— begin STORED ROWS —

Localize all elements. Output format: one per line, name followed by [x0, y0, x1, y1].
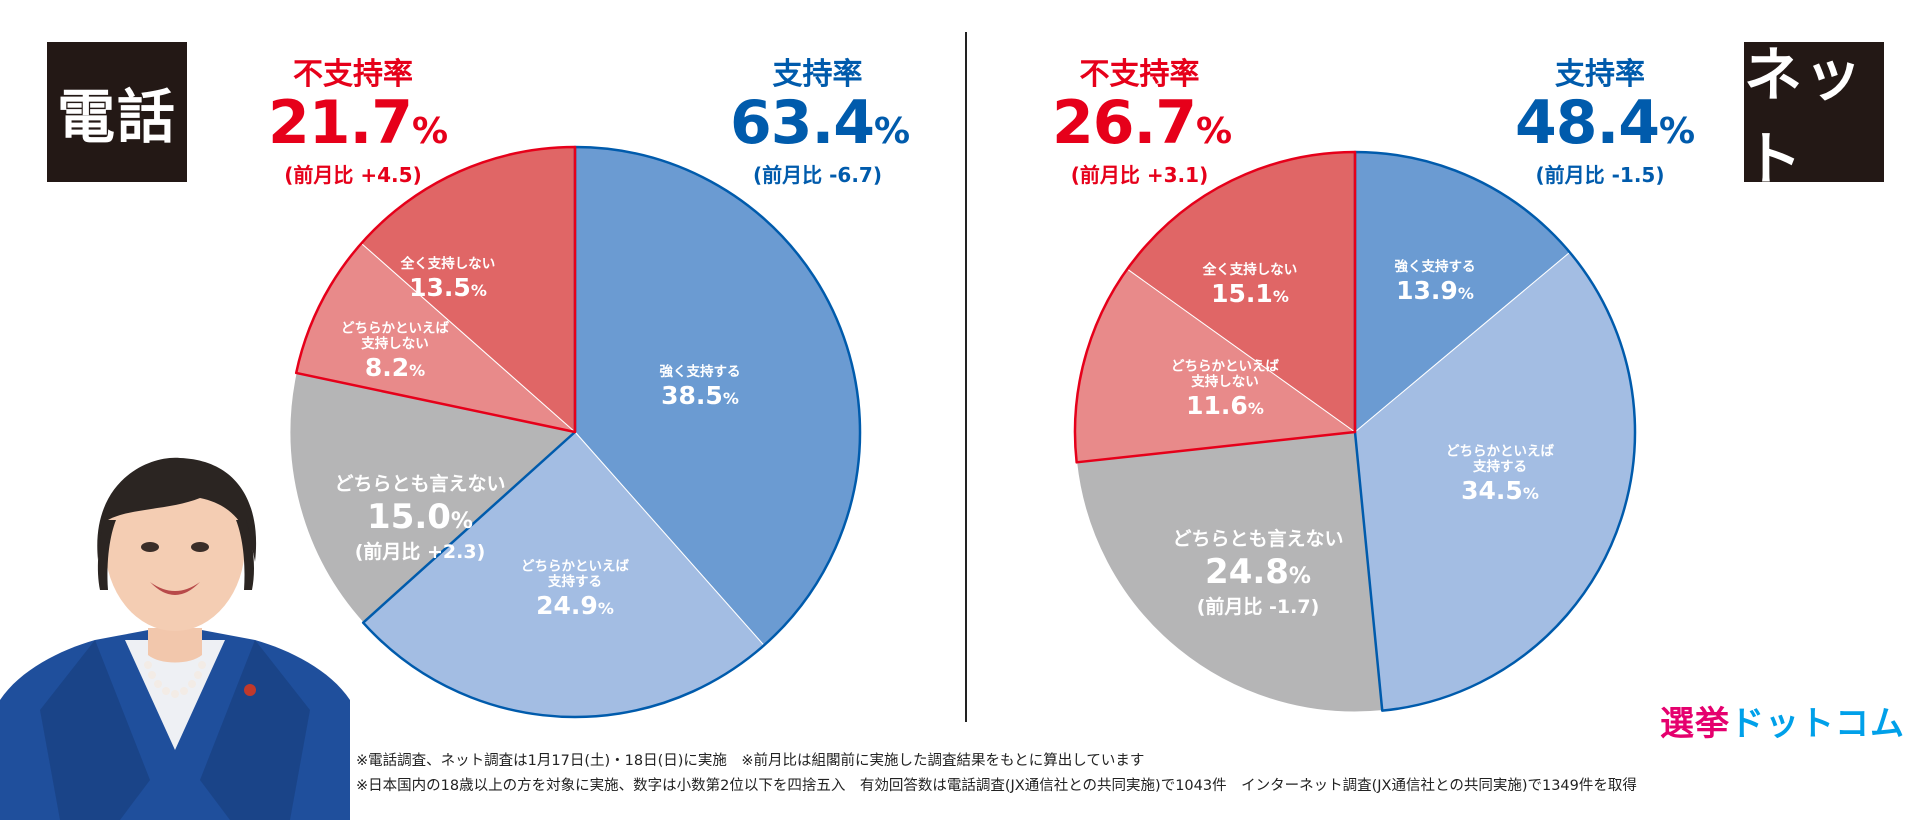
- phone-disapproval-label: 不支持率: [293, 57, 413, 92]
- net-approve-outline: [1353, 150, 1637, 712]
- logo-part-senkyo: 選挙: [1660, 704, 1730, 744]
- phone-approval-change: (前月比 -6.7): [753, 163, 882, 187]
- phone-slice-neutral: [289, 372, 577, 624]
- phone-label-text-somewhat-approve-0: どちらかといえば: [521, 559, 629, 575]
- phone-approval-value: 63.4%: [730, 88, 910, 158]
- net-slice-neutral: [1076, 431, 1383, 713]
- net-disapproval-stat: 不支持率 26.7% (前月比 +3.1): [1052, 57, 1232, 188]
- phone-disapproval-value: 21.7%: [268, 88, 448, 158]
- phone-disapproval-stat: 不支持率 21.7% (前月比 +4.5): [268, 57, 448, 188]
- net-survey-badge: ネット: [1744, 41, 1884, 193]
- net-label-text-somewhat-disapprove-0: どちらかといえば: [1171, 359, 1279, 375]
- net-value-strongly-disapprove: 15.1%: [1211, 279, 1289, 308]
- phone-approve-outline: [361, 145, 862, 719]
- logo: 選挙ドットコム: [1660, 696, 1905, 745]
- phone-approval-stat: 支持率 63.4% (前月比 -6.7): [730, 57, 910, 188]
- net-label-text-strongly-approve-0: 強く支持する: [1395, 258, 1476, 275]
- net-value-neutral: 24.8%: [1205, 552, 1311, 592]
- portrait-image: [0, 457, 350, 820]
- phone-label-text-neutral-0: どちらとも言えない: [334, 472, 505, 495]
- net-approval-change: (前月比 -1.5): [1535, 163, 1665, 187]
- phone-approval-label: 支持率: [772, 57, 863, 92]
- net-label-text-somewhat-approve-1: 支持する: [1472, 458, 1527, 475]
- net-value-somewhat-disapprove: 11.6%: [1186, 391, 1264, 420]
- net-label-text-strongly-disapprove-0: 全く支持しない: [1202, 261, 1298, 278]
- net-value-somewhat-approve: 34.5%: [1461, 476, 1539, 505]
- net-change-neutral: (前月比 -1.7): [1197, 595, 1320, 618]
- net-label-text-somewhat-disapprove-1: 支持しない: [1190, 373, 1259, 390]
- phone-value-somewhat-approve: 24.9%: [536, 591, 614, 620]
- phone-value-neutral: 15.0%: [367, 497, 473, 537]
- phone-value-strongly-approve: 38.5%: [661, 381, 739, 410]
- phone-value-strongly-disapprove: 13.5%: [409, 273, 487, 302]
- net-approval-value: 48.4%: [1515, 88, 1695, 158]
- phone-label-text-strongly-approve-0: 強く支持する: [660, 363, 741, 380]
- net-value-strongly-approve: 13.9%: [1396, 276, 1474, 305]
- phone-survey-badge: 電話: [47, 42, 187, 182]
- phone-label-text-strongly-disapprove-0: 全く支持しない: [400, 255, 496, 272]
- net-disapprove-outline: [1073, 150, 1357, 464]
- net-label-text-somewhat-approve-0: どちらかといえば: [1446, 444, 1554, 460]
- net-disapproval-change: (前月比 +3.1): [1070, 163, 1209, 187]
- phone-label-text-somewhat-disapprove-1: 支持しない: [360, 335, 429, 352]
- net-label-text-neutral-0: どちらとも言えない: [1172, 527, 1343, 550]
- phone-disapproval-change: (前月比 +4.5): [284, 163, 422, 187]
- phone-disapprove-outline: [294, 145, 577, 434]
- phone-change-neutral: (前月比 +2.3): [355, 540, 486, 563]
- footnotes: ※電話調査、ネット調査は1月17日(土)・18日(日)に実施 ※前月比は組閣前に…: [356, 749, 1637, 799]
- net-disapproval-value: 26.7%: [1052, 88, 1232, 158]
- phone-label-text-somewhat-disapprove-0: どちらかといえば: [341, 321, 449, 337]
- logo-part-dotcom: ドットコム: [1730, 704, 1905, 744]
- net-approval-stat: 支持率 48.4% (前月比 -1.5): [1515, 57, 1695, 188]
- phone-label-text-somewhat-approve-1: 支持する: [547, 573, 602, 590]
- net-approval-label: 支持率: [1555, 57, 1645, 92]
- footnote-1: ※電話調査、ネット調査は1月17日(土)・18日(日)に実施 ※前月比は組閣前に…: [356, 753, 1145, 769]
- center-divider: [965, 32, 967, 722]
- footnote-2: ※日本国内の18歳以上の方を対象に実施、数字は小数第2位以下を四捨五入 有効回答…: [356, 778, 1637, 794]
- phone-value-somewhat-disapprove: 8.2%: [365, 353, 425, 382]
- net-disapproval-label: 不支持率: [1079, 57, 1200, 92]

— end STORED ROWS —

BRIEF: Starting with the line containing "- phone-disapproval-label: 不支持率: [293, 57, 413, 92]" and going through the line containing "- net-slice-neutral: [1076, 431, 1383, 713]", rewrite the listing with "outline" replaced by "border" and everything else left as is.

OUTPUT FOR THIS EXERCISE:
- phone-disapproval-label: 不支持率: [293, 57, 413, 92]
- net-approve-border: [1353, 150, 1637, 712]
- logo-part-senkyo: 選挙: [1660, 704, 1730, 744]
- phone-approval-change: (前月比 -6.7): [753, 163, 882, 187]
- phone-slice-neutral: [289, 372, 577, 624]
- phone-label-text-somewhat-approve-0: どちらかといえば: [521, 559, 629, 575]
- phone-approval-value: 63.4%: [730, 88, 910, 158]
- net-slice-neutral: [1076, 431, 1383, 713]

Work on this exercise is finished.